**BRIEF**
Can you reproduce the data beneath, keeping every line exact?

**ITEMS**
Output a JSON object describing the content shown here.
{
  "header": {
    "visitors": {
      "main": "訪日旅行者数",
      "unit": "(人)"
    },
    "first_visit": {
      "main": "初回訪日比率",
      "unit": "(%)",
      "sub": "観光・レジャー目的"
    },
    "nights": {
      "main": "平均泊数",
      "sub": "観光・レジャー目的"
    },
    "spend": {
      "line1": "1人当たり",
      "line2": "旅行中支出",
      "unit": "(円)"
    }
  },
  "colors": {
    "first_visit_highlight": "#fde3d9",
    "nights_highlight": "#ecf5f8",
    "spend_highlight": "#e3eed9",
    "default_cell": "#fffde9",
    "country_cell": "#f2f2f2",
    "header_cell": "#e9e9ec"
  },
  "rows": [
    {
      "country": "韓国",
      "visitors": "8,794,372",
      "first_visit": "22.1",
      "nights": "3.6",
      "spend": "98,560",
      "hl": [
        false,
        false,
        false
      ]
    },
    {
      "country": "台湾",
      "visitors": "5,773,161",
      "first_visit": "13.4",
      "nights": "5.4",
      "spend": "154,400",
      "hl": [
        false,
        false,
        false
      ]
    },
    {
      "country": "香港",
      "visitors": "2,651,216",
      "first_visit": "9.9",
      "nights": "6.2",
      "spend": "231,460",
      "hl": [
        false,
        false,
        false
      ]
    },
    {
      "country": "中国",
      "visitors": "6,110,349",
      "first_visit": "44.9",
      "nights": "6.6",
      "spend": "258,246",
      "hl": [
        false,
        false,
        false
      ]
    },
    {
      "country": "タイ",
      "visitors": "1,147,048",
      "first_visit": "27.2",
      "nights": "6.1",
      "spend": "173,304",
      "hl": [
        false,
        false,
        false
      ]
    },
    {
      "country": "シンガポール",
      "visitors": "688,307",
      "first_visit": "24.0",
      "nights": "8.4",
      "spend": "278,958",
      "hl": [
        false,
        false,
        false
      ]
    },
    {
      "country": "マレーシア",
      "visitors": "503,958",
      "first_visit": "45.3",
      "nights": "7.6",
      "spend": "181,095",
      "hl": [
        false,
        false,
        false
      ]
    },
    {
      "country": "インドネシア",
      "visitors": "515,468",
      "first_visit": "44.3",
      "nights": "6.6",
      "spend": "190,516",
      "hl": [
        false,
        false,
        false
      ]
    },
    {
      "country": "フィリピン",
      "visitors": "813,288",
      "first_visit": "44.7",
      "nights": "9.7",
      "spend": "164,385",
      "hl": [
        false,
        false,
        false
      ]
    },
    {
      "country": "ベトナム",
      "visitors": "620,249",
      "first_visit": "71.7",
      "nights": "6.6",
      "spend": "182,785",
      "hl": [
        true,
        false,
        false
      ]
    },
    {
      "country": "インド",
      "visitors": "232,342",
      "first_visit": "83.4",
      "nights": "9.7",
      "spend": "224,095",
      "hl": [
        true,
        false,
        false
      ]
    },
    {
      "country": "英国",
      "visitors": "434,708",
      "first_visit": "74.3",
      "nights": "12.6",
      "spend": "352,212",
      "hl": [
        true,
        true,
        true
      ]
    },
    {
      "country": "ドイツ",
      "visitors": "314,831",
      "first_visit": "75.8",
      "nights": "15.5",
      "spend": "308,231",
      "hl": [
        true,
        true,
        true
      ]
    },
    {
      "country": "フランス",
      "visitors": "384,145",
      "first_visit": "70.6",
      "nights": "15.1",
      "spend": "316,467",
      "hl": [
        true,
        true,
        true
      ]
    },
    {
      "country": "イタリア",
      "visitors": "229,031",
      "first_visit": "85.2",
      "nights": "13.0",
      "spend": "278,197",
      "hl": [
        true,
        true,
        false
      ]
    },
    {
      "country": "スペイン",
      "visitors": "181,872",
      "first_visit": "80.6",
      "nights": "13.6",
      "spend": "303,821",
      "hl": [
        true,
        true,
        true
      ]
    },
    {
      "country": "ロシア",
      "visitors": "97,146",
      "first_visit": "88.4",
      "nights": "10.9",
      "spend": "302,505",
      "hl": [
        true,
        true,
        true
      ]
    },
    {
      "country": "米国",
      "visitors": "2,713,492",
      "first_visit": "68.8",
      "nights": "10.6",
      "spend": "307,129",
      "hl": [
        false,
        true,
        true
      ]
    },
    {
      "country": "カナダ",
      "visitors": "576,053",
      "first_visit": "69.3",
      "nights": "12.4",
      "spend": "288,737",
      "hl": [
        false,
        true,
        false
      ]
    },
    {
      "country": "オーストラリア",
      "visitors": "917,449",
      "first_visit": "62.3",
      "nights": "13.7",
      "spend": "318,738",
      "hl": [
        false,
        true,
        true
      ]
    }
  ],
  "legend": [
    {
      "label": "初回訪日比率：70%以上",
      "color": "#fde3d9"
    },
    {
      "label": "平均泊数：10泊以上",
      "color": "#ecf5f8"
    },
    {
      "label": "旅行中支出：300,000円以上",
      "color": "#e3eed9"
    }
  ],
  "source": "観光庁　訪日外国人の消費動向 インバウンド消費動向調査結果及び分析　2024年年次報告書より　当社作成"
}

**WRITTEN SOLUTION**
Output a JSON object describing the content shown here.
{
  "header": {
    "visitors": {
      "main": "訪日旅行者数",
      "unit": "(人)"
    },
    "first_visit": {
      "main": "初回訪日比率",
      "unit": "(%)",
      "sub": "観光・レジャー目的"
    },
    "nights": {
      "main": "平均泊数",
      "sub": "観光・レジャー目的"
    },
    "spend": {
      "line1": "1人当たり",
      "line2": "旅行中支出",
      "unit": "(円)"
    }
  },
  "colors": {
    "first_visit_highlight": "#fde3d9",
    "nights_highlight": "#ecf5f8",
    "spend_highlight": "#e3eed9",
    "default_cell": "#fffde9",
    "country_cell": "#f2f2f2",
    "header_cell": "#e9e9ec"
  },
  "rows": [
    {
      "country": "韓国",
      "visitors": "8,794,372",
      "first_visit": "22.1",
      "nights": "3.6",
      "spend": "98,560",
      "hl": [
        false,
        false,
        false
      ]
    },
    {
      "country": "台湾",
      "visitors": "5,773,161",
      "first_visit": "13.4",
      "nights": "5.4",
      "spend": "154,400",
      "hl": [
        false,
        false,
        false
      ]
    },
    {
      "country": "香港",
      "visitors": "2,651,216",
      "first_visit": "9.9",
      "nights": "6.2",
      "spend": "231,460",
      "hl": [
        false,
        false,
        false
      ]
    },
    {
      "country": "中国",
      "visitors": "6,110,349",
      "first_visit": "44.9",
      "nights": "6.6",
      "spend": "258,246",
      "hl": [
        false,
        false,
        false
      ]
    },
    {
      "country": "タイ",
      "visitors": "1,147,048",
      "first_visit": "27.2",
      "nights": "6.1",
      "spend": "173,304",
      "hl": [
        false,
        false,
        false
      ]
    },
    {
      "country": "シンガポール",
      "visitors": "688,307",
      "first_visit": "24.0",
      "nights": "8.4",
      "spend": "278,958",
      "hl": [
        false,
        false,
        false
      ]
    },
    {
      "country": "マレーシア",
      "visitors": "503,958",
      "first_visit": "45.3",
      "nights": "7.6",
      "spend": "181,095",
      "hl": [
        false,
        false,
        false
      ]
    },
    {
      "country": "インドネシア",
      "visitors": "515,468",
      "first_visit": "44.3",
      "nights": "6.6",
      "spend": "190,516",
      "hl": [
        false,
        false,
        false
      ]
    },
    {
      "country": "フィリピン",
      "visitors": "813,288",
      "first_visit": "44.7",
      "nights": "9.7",
      "spend": "164,385",
      "hl": [
        false,
        false,
        false
      ]
    },
    {
      "country": "ベトナム",
      "visitors": "620,249",
      "first_visit": "71.7",
      "nights": "6.6",
      "spend": "182,785",
      "hl": [
        true,
        false,
        false
      ]
    },
    {
      "country": "インド",
      "visitors": "232,342",
      "first_visit": "83.4",
      "nights": "9.7",
      "spend": "224,095",
      "hl": [
        true,
        false,
        false
      ]
    },
    {
      "country": "英国",
      "visitors": "434,708",
      "first_visit": "74.3",
      "nights": "12.6",
      "spend": "352,212",
      "hl": [
        true,
        true,
        true
      ]
    },
    {
      "country": "ドイツ",
      "visitors": "314,831",
      "first_visit": "75.8",
      "nights": "15.5",
      "spend": "308,231",
      "hl": [
        true,
        true,
        true
      ]
    },
    {
      "country": "フランス",
      "visitors": "384,145",
      "first_visit": "70.6",
      "nights": "15.1",
      "spend": "316,467",
      "hl": [
        true,
        true,
        true
      ]
    },
    {
      "country": "イタリア",
      "visitors": "229,031",
      "first_visit": "85.2",
      "nights": "13.0",
      "spend": "278,197",
      "hl": [
        true,
        true,
        false
      ]
    },
    {
      "country": "スペイン",
      "visitors": "181,872",
      "first_visit": "80.6",
      "nights": "13.6",
      "spend": "303,821",
      "hl": [
        true,
        true,
        true
      ]
    },
    {
      "country": "ロシア",
      "visitors": "97,146",
      "first_visit": "88.4",
      "nights": "10.9",
      "spend": "302,505",
      "hl": [
        true,
        true,
        true
      ]
    },
    {
      "country": "米国",
      "visitors": "2,713,492",
      "first_visit": "68.8",
      "nights": "10.6",
      "spend": "307,129",
      "hl": [
        false,
        true,
        true
      ]
    },
    {
      "country": "カナダ",
      "visitors": "576,053",
      "first_visit": "69.3",
      "nights": "12.4",
      "spend": "288,737",
      "hl": [
        false,
        true,
        false
      ]
    },
    {
      "country": "オーストラリア",
      "visitors": "917,449",
      "first_visit": "62.3",
      "nights": "13.7",
      "spend": "318,738",
      "hl": [
        false,
        true,
        true
      ]
    }
  ],
  "legend": [
    {
      "label": "初回訪日比率：70%以上",
      "color": "#fde3d9"
    },
    {
      "label": "平均泊数：10泊以上",
      "color": "#ecf5f8"
    },
    {
      "label": "旅行中支出：300,000円以上",
      "color": "#e3eed9"
    }
  ],
  "source": "観光庁　訪日外国人の消費動向 インバウンド消費動向調査結果及び分析　2024年年次報告書より　当社作成"
}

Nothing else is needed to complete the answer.